= Problem details =
Check each line of the listing below for the string "Infectiologue", and give only how many lines hold it.

= Provided entries =

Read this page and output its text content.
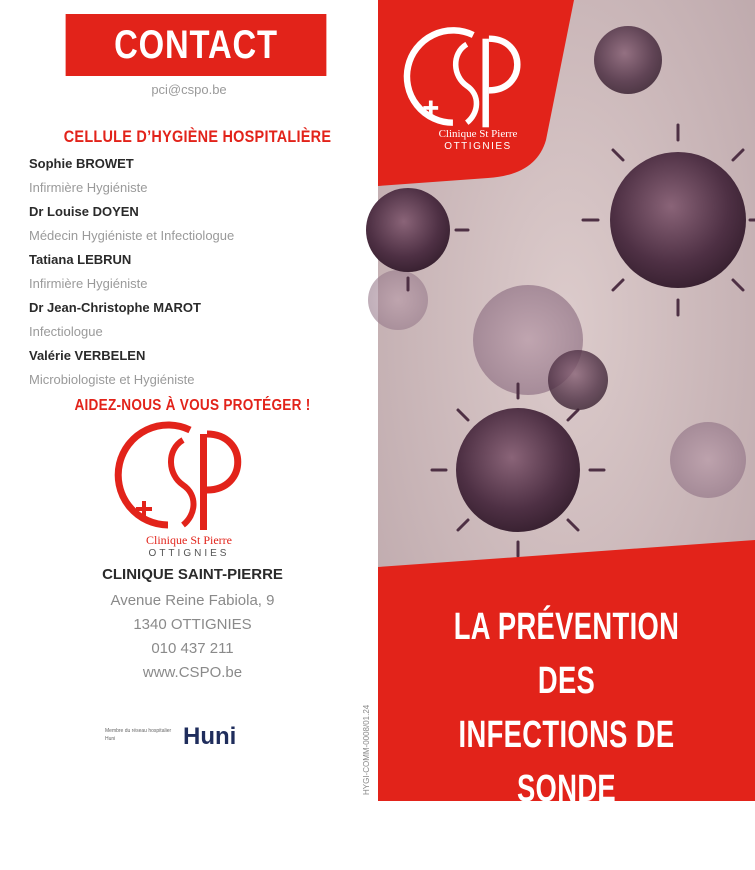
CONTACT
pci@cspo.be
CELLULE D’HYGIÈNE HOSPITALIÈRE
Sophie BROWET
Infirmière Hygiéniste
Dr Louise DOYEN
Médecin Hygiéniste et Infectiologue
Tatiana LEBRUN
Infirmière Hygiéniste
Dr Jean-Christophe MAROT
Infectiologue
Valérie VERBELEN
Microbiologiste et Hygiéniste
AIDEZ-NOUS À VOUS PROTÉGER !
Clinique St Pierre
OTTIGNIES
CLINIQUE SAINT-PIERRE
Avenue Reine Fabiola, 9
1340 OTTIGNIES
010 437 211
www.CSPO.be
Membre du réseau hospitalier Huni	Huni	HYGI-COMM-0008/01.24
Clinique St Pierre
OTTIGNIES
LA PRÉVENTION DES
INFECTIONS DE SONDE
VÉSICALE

= Full response =
2